<<<<

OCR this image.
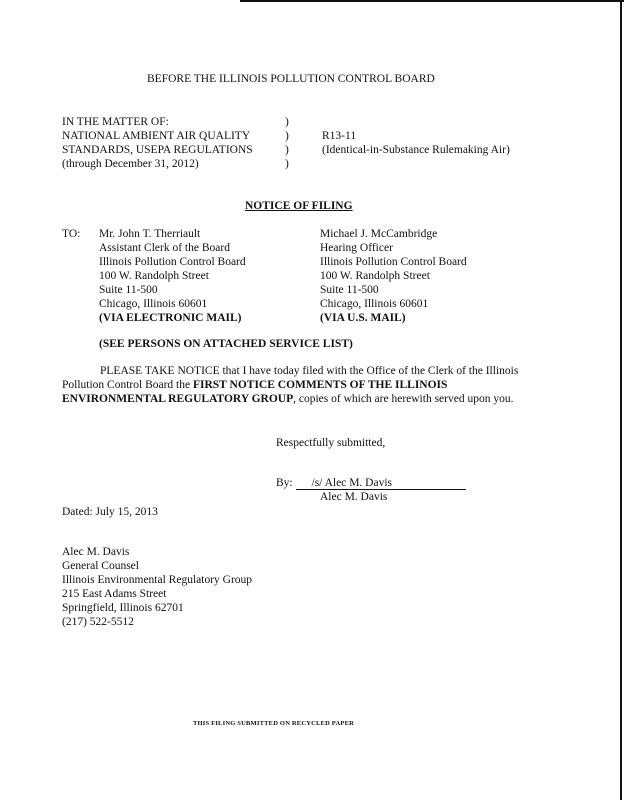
BEFORE THE ILLINOIS POLLUTION CONTROL BOARD
IN THE MATTER OF:
NATIONAL AMBIENT AIR QUALITY
STANDARDS, USEPA REGULATIONS
(through December 31, 2012)
)
)
)
)
R13-11
(Identical-in-Substance Rulemaking Air)
NOTICE OF FILING
TO: Mr. John T. Therriault
Assistant Clerk of the Board
Illinois Pollution Control Board
100 W. Randolph Street
Suite 11-500
Chicago, Illinois 60601
(VIA ELECTRONIC MAIL)
Michael J. McCambridge
Hearing Officer
Illinois Pollution Control Board
100 W. Randolph Street
Suite 11-500
Chicago, Illinois 60601
(VIA U.S. MAIL)
(SEE PERSONS ON ATTACHED SERVICE LIST)
PLEASE TAKE NOTICE that I have today filed with the Office of the Clerk of the Illinois Pollution Control Board the FIRST NOTICE COMMENTS OF THE ILLINOIS ENVIRONMENTAL REGULATORY GROUP, copies of which are herewith served upon you.
Respectfully submitted,
By: /s/ Alec M. Davis
Alec M. Davis
Dated: July 15, 2013
Alec M. Davis
General Counsel
Illinois Environmental Regulatory Group
215 East Adams Street
Springfield, Illinois 62701
(217) 522-5512
THIS FILING SUBMITTED ON RECYCLED PAPER
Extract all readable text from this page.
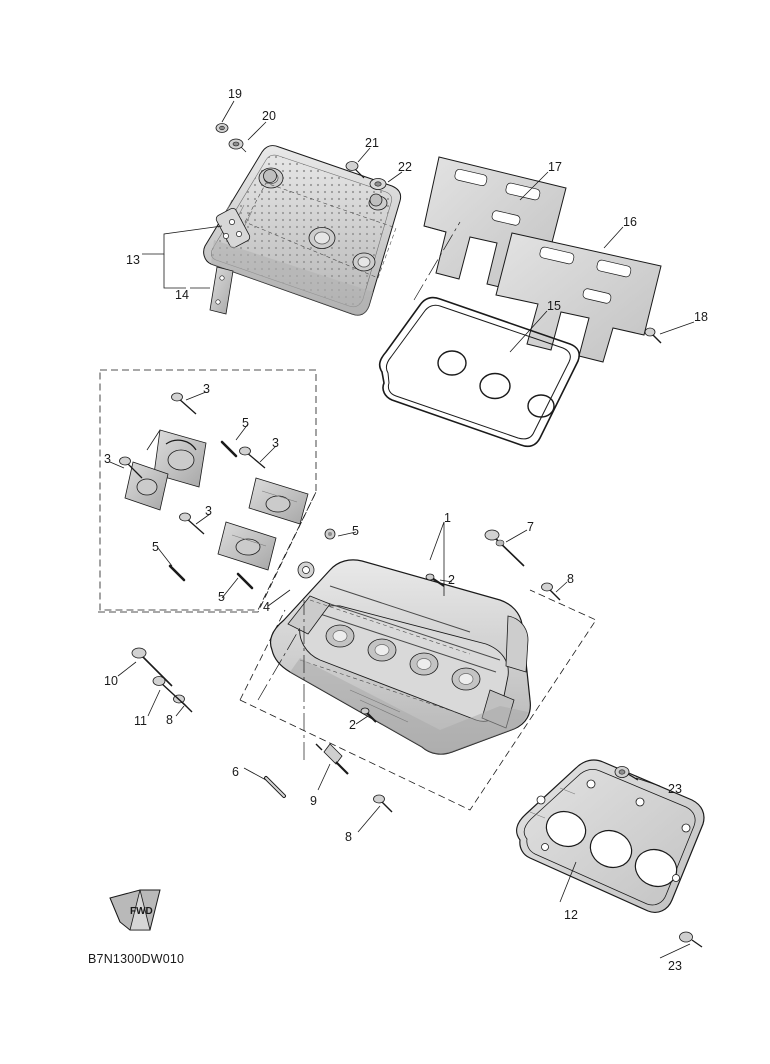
19
20
21
22	17
16
13
14
15
18
3
5
3
3
3
5
1
5	7
5
4
2	8
10
11 8	2
6
9
23
8
12
23
FWD
B7N1300DW010
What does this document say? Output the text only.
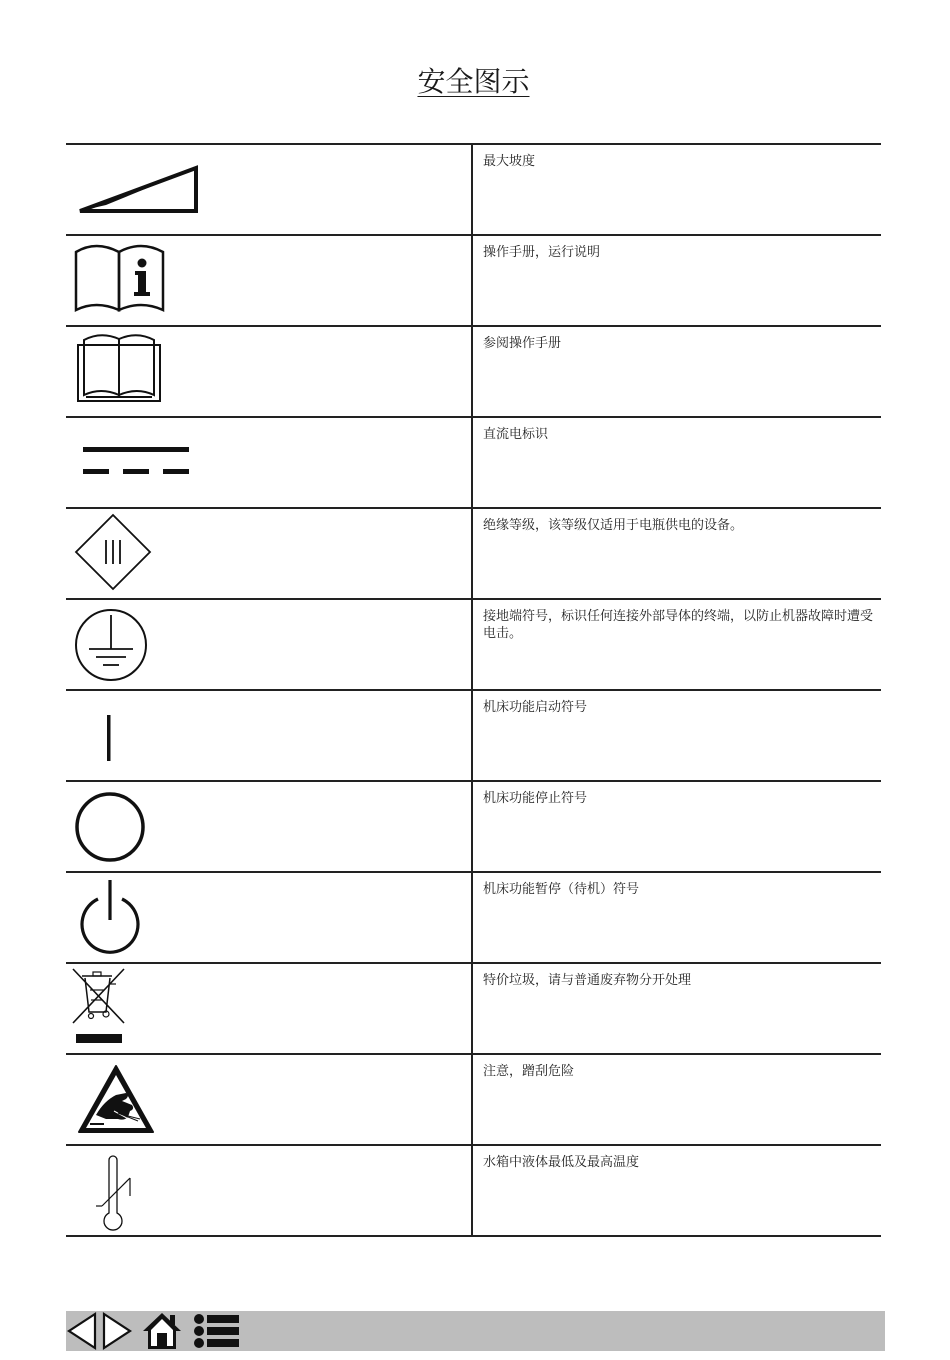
安全图示
最大坡度
操作手册，运行说明
参阅操作手册
直流电标识
绝缘等级，该等级仅适用于电瓶供电的设备。
接地端符号，标识任何连接外部导体的终端，以防止机器故障时遭受电击。
机床功能启动符号
机床功能停止符号
机床功能暂停（待机）符号
特价垃圾，请与普通废弃物分开处理
注意，蹭刮危险
水箱中液体最低及最高温度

>>>>

● **Written task**:
Set down all the data again exactly as above, pictures excluded.

● **Result of this task**:
OCR this image.
BEFORE THE ILLINOIS POLLUTION CONTROL BOARD
IN THE MATTER OF:
NATIONAL AMBIENT AIR QUALITY
STANDARDS, USEPA REGULATIONS
(through December 31, 2012)
)
)
)
)
R13-11
(Identical-in-Substance Rulemaking Air)
NOTICE OF FILING
TO: Mr. John T. Therriault
Assistant Clerk of the Board
Illinois Pollution Control Board
100 W. Randolph Street
Suite 11-500
Chicago, Illinois 60601
(VIA ELECTRONIC MAIL)
Michael J. McCambridge
Hearing Officer
Illinois Pollution Control Board
100 W. Randolph Street
Suite 11-500
Chicago, Illinois 60601
(VIA U.S. MAIL)
(SEE PERSONS ON ATTACHED SERVICE LIST)
PLEASE TAKE NOTICE that I have today filed with the Office of the Clerk of the Illinois Pollution Control Board the FIRST NOTICE COMMENTS OF THE ILLINOIS ENVIRONMENTAL REGULATORY GROUP, copies of which are herewith served upon you.
Respectfully submitted,
By: /s/ Alec M. Davis
Alec M. Davis
Dated: July 15, 2013
Alec M. Davis
General Counsel
Illinois Environmental Regulatory Group
215 East Adams Street
Springfield, Illinois 62701
(217) 522-5512
THIS FILING SUBMITTED ON RECYCLED PAPER
Extract all readable text from this page.
19
20
21
22	17
16
13
14
15
18
3
5
3
3
3
5
1
5	7
5
4
2	8
10
11 8	2
6
9
23
8
12
23
FWD
B7N1300DW010
What does this document say? Output the text only.
安全图示
最大坡度
操作手册，运行说明
参阅操作手册
直流电标识
绝缘等级，该等级仅适用于电瓶供电的设备。
接地端符号，标识任何连接外部导体的终端，以防止机器故障时遭受电击。
机床功能启动符号
机床功能停止符号
机床功能暂停（待机）符号
特价垃圾，请与普通废弃物分开处理
注意，蹭刮危险
水箱中液体最低及最高温度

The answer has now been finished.